Records from a dataset:
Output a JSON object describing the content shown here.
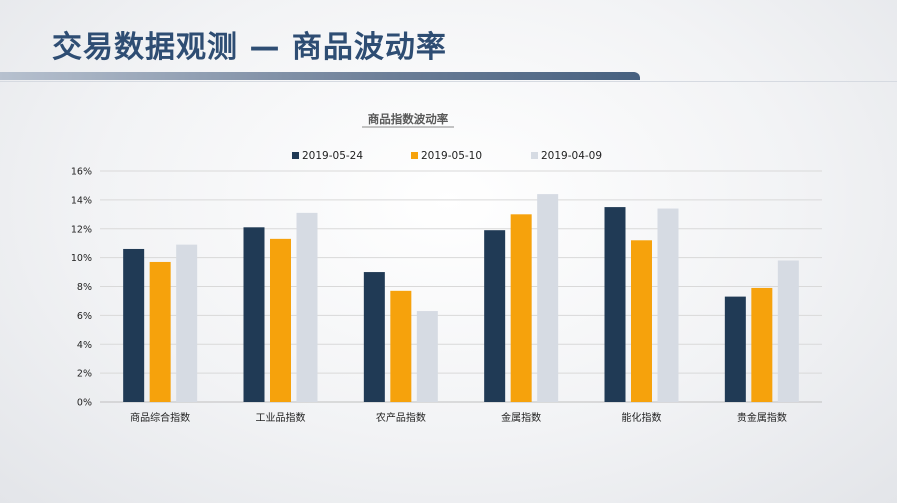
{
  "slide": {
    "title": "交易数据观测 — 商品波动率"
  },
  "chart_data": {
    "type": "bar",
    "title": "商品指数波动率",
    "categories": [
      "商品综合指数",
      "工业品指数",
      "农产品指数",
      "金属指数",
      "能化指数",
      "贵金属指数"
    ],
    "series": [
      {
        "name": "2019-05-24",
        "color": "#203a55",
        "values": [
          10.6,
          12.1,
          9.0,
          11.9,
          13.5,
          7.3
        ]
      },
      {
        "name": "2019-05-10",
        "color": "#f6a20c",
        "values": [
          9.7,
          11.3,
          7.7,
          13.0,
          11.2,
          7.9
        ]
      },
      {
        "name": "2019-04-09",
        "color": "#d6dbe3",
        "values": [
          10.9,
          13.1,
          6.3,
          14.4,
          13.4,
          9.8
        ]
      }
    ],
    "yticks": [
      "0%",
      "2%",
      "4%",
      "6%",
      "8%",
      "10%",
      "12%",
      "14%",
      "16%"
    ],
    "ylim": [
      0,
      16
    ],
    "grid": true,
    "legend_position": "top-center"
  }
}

The task:
Excluding the pictures, reproduce every entry exactly as given.

Answer to the exercise:
Output a JSON object describing the content shown here.
{
  "slide": {
    "title": "交易数据观测 — 商品波动率"
  },
  "chart_data": {
    "type": "bar",
    "title": "商品指数波动率",
    "categories": [
      "商品综合指数",
      "工业品指数",
      "农产品指数",
      "金属指数",
      "能化指数",
      "贵金属指数"
    ],
    "series": [
      {
        "name": "2019-05-24",
        "color": "#203a55",
        "values": [
          10.6,
          12.1,
          9.0,
          11.9,
          13.5,
          7.3
        ]
      },
      {
        "name": "2019-05-10",
        "color": "#f6a20c",
        "values": [
          9.7,
          11.3,
          7.7,
          13.0,
          11.2,
          7.9
        ]
      },
      {
        "name": "2019-04-09",
        "color": "#d6dbe3",
        "values": [
          10.9,
          13.1,
          6.3,
          14.4,
          13.4,
          9.8
        ]
      }
    ],
    "yticks": [
      "0%",
      "2%",
      "4%",
      "6%",
      "8%",
      "10%",
      "12%",
      "14%",
      "16%"
    ],
    "ylim": [
      0,
      16
    ],
    "grid": true,
    "legend_position": "top-center"
  }
}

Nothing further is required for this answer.